• [Extrait présenté]:
La violence et l’insécurité dans l’Ituri et le Nord-Kivu ont poussé le gouvernement de la RDC à y instaurer une présence militaire permanente et la loi martiale. Toutefois, ces mesures semblent insuffisantes. L’ADF, la milice la plus meurtrière de ces provinces a encore fait des morts.
Les djihadistes des Forces démocratiques alliées (ADF) sont soupçonnés d’avoir tué au moins 30 personnes, le samedi 4 septembre au nord-est de la RDC, dans la région de l’Ituri. L’information a été confirmée par des sources locales et onusiennes.
Un premier bilan qui faisait état de 14 morts a été revu à la hausse, à au moins 30 personnes tuées. « Un civil qui a participé à la recherche des corps a déclaré que les victimes ont pour la plupart été attaquées à la machette ou abattues », a indiqué l’AFP.
Depuis début 2021, les terroristes de l’ADF se sont rendus coupables d’au moins 200 morts dans des attaques qui ont ciblé une vingtaine de villages.

• [Matériel fourni]:
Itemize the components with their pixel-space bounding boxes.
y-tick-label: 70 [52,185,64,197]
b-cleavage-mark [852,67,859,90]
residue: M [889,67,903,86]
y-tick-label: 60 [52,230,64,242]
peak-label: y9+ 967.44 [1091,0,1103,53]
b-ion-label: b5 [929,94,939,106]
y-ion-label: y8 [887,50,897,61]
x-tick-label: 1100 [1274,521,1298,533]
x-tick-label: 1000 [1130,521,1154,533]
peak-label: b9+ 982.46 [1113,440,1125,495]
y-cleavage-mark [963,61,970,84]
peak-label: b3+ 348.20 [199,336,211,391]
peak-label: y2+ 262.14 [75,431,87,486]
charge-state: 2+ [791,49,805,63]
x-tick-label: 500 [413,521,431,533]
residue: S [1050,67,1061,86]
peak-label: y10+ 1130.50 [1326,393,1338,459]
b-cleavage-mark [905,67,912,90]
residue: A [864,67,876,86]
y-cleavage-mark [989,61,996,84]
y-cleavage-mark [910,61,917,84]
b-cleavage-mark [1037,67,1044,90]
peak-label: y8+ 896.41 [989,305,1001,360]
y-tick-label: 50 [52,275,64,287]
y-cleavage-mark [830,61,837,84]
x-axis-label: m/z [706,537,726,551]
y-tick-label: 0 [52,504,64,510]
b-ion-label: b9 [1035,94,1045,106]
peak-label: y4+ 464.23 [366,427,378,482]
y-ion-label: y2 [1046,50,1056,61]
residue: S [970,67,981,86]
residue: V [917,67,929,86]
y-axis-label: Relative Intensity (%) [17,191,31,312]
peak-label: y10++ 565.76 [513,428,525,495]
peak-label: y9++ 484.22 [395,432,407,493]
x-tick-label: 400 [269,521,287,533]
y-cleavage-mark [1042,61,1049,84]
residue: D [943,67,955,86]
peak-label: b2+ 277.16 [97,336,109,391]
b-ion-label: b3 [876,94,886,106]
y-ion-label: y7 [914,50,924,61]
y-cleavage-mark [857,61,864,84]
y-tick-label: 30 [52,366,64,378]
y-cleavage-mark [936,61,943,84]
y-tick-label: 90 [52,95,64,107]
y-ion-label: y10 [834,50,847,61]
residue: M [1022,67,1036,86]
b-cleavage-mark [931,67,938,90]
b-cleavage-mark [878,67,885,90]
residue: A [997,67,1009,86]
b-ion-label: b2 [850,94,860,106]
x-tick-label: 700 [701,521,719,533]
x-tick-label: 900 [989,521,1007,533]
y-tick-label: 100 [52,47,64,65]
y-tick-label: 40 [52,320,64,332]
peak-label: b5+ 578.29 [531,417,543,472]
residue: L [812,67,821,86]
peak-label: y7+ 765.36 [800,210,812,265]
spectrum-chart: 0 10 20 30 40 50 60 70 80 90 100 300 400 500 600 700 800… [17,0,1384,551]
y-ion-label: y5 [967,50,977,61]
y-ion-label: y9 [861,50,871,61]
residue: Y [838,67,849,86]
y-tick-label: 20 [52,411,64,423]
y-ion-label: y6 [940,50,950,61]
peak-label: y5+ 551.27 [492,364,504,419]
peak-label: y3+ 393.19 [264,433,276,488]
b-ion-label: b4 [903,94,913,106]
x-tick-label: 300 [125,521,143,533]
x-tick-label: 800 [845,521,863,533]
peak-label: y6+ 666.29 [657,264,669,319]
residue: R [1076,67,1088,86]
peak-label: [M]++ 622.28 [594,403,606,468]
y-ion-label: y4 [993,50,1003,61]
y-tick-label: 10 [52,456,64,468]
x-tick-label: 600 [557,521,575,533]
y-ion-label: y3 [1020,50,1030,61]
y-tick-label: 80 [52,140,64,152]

• [La consigne]:
Modifiez l'article sur l'attaque de l'ADF en Ituri de « Un premier bilan » jusqu'à « a indiqué l’AFP. » inclus, en remplaçant « machette » par « hache ».

• [Votre réponse]:
Un premier bilan qui faisait état de 14 morts a été revu à la hausse, à au moins 30 personnes tuées. « Un civil qui a participé à la recherche des corps a déclaré que les victimes ont pour la plupart été attaquées à la hache ou abattues », a indiqué l’AFP.